- Prompt: Reproduce every line in the listing that contains the word "caption".

Excerpts from a figure dataset:
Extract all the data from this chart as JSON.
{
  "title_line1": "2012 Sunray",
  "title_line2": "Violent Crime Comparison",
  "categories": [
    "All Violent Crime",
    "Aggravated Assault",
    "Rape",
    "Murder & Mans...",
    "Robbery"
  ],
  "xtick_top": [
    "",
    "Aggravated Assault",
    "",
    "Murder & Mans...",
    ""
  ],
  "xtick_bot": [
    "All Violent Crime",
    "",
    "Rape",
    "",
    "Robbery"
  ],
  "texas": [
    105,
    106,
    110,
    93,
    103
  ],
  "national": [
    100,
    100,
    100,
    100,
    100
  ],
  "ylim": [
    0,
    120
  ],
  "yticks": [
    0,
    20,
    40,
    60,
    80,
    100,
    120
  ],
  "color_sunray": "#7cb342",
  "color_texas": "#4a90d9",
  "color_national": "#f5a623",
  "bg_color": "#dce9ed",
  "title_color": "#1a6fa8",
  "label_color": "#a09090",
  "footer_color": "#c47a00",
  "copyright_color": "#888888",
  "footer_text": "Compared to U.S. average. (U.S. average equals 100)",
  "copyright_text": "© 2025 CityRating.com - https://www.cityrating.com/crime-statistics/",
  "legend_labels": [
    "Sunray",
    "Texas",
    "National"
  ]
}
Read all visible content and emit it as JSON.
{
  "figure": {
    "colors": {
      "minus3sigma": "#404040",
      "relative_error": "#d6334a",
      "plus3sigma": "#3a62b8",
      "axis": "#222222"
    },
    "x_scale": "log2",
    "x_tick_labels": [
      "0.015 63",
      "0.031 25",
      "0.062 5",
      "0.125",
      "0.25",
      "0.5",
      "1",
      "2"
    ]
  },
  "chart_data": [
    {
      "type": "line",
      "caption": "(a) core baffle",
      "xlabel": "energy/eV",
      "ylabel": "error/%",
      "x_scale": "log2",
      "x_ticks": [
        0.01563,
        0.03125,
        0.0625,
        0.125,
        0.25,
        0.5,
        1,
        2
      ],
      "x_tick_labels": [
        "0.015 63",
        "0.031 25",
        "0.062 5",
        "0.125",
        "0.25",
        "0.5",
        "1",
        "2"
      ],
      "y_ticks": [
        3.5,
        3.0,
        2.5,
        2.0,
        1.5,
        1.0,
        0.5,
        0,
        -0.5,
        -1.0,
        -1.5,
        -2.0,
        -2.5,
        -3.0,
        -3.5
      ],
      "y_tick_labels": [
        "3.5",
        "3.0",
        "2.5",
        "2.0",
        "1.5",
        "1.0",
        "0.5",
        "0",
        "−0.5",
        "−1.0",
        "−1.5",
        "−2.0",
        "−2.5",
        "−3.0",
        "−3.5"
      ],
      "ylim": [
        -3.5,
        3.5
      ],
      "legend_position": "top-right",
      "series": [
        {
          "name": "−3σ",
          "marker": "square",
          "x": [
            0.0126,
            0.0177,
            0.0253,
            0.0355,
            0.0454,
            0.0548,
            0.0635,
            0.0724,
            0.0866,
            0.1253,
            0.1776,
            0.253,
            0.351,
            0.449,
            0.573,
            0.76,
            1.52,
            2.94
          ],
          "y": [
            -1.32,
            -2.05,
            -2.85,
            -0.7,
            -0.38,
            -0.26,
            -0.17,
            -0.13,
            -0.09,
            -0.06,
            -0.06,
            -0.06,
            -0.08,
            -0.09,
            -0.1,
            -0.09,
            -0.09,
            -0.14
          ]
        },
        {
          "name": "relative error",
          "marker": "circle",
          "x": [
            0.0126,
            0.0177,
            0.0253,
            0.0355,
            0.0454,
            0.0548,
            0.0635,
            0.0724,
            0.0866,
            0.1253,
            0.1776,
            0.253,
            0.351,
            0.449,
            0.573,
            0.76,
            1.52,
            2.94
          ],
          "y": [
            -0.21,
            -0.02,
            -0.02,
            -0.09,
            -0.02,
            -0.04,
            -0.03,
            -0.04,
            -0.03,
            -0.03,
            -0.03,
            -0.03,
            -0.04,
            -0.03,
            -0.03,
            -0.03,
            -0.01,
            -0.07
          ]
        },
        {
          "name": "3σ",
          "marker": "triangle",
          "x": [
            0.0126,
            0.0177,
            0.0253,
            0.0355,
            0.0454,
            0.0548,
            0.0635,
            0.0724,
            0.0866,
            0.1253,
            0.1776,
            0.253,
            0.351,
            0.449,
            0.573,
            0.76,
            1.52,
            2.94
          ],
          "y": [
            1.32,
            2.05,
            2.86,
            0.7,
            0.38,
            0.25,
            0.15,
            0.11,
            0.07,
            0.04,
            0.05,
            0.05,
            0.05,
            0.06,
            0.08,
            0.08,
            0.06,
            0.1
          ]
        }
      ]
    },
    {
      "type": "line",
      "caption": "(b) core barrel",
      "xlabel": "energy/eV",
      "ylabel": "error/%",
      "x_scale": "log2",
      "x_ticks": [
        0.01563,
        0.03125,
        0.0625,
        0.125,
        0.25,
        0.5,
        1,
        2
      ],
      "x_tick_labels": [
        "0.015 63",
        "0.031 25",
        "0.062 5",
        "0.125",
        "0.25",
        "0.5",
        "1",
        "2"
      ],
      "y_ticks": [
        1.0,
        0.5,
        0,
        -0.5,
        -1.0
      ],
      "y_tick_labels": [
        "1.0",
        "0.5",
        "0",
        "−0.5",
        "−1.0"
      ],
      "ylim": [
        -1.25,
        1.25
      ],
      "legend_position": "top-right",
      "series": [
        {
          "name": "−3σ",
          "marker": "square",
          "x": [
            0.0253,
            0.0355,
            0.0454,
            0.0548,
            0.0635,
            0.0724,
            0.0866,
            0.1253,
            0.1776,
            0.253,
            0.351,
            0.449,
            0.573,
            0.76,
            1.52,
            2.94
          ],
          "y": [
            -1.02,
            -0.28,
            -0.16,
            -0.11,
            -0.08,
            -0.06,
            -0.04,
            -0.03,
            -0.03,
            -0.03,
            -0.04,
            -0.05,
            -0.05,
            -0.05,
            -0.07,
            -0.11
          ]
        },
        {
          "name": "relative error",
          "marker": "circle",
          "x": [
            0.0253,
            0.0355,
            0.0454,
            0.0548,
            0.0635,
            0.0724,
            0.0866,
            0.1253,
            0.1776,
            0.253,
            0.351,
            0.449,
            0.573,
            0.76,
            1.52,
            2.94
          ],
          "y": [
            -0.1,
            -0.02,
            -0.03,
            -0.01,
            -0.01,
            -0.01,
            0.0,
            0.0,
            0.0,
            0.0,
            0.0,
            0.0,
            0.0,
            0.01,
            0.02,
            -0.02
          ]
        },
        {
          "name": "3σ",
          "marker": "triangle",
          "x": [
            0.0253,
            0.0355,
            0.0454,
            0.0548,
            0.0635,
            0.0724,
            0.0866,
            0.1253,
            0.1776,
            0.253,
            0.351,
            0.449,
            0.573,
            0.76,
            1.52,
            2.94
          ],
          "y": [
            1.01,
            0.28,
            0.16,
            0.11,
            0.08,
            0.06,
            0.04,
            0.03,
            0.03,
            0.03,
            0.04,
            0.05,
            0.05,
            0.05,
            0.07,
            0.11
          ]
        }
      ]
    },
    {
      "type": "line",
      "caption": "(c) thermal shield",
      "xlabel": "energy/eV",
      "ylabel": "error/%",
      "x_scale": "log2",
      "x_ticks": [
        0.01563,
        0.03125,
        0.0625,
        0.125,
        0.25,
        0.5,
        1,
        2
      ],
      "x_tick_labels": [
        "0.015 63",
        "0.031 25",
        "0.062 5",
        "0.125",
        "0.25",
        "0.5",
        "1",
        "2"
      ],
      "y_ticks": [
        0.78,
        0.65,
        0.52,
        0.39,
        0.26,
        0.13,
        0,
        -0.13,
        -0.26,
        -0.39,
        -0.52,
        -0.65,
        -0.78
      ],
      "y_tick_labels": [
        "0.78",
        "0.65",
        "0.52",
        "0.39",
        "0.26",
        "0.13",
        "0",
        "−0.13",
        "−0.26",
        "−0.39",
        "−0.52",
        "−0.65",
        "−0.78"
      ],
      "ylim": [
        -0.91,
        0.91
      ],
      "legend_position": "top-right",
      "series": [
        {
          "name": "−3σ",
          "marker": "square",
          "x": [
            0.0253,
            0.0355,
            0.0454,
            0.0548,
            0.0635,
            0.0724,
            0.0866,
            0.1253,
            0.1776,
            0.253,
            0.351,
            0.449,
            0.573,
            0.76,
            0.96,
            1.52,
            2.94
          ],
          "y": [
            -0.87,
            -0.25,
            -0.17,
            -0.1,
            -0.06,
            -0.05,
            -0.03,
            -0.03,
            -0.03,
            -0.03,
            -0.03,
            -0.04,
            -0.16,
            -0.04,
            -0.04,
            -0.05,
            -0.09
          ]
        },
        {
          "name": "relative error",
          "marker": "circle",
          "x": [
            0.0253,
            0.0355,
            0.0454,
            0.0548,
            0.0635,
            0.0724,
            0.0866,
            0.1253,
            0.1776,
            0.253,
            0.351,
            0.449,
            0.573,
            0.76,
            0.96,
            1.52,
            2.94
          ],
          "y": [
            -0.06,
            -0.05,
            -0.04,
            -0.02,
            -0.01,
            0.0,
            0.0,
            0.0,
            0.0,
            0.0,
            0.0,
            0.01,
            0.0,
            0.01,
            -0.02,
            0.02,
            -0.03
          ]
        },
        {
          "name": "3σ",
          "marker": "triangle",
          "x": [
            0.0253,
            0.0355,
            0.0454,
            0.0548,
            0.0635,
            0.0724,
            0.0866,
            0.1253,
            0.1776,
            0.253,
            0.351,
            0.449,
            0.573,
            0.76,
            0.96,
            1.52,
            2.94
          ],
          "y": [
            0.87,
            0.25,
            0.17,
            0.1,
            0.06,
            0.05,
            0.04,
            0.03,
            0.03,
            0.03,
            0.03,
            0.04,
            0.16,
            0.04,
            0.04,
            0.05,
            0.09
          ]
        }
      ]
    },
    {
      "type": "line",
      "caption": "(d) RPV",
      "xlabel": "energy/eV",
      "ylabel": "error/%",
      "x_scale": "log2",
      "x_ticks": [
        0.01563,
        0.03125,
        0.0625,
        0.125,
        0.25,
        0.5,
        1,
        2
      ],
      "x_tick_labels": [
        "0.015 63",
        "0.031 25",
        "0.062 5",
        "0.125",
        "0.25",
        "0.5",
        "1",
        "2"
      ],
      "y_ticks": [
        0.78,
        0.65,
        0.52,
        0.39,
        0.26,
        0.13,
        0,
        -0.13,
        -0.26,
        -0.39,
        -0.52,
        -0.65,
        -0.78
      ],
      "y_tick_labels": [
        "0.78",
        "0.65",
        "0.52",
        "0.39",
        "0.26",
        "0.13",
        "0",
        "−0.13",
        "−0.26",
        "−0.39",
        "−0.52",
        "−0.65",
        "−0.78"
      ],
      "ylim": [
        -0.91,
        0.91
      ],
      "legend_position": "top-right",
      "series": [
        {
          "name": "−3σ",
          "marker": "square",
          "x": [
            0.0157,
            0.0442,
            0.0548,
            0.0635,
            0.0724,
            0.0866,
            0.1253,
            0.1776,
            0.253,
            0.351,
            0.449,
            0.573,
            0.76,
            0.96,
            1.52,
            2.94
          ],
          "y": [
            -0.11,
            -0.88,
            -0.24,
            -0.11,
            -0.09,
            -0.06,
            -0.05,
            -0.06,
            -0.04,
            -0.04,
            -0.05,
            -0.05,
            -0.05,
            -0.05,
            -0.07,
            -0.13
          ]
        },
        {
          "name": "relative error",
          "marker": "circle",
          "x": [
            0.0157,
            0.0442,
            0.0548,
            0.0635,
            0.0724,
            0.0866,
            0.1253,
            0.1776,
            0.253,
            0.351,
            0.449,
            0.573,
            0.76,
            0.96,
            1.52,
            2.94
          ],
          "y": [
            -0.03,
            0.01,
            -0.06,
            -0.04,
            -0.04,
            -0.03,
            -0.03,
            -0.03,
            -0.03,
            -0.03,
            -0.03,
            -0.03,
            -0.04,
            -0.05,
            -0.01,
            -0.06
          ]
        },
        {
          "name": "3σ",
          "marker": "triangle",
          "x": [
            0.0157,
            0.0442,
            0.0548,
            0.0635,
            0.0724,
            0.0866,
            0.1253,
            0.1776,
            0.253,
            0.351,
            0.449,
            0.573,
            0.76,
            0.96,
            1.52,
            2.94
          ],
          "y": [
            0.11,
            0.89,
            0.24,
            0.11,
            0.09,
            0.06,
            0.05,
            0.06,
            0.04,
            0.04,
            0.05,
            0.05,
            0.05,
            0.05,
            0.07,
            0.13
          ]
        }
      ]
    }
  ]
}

- Solved problem:
      "caption": "(a) core baffle",
      "caption": "(b) core barrel",
      "caption": "(c) thermal shield",
      "caption": "(d) RPV",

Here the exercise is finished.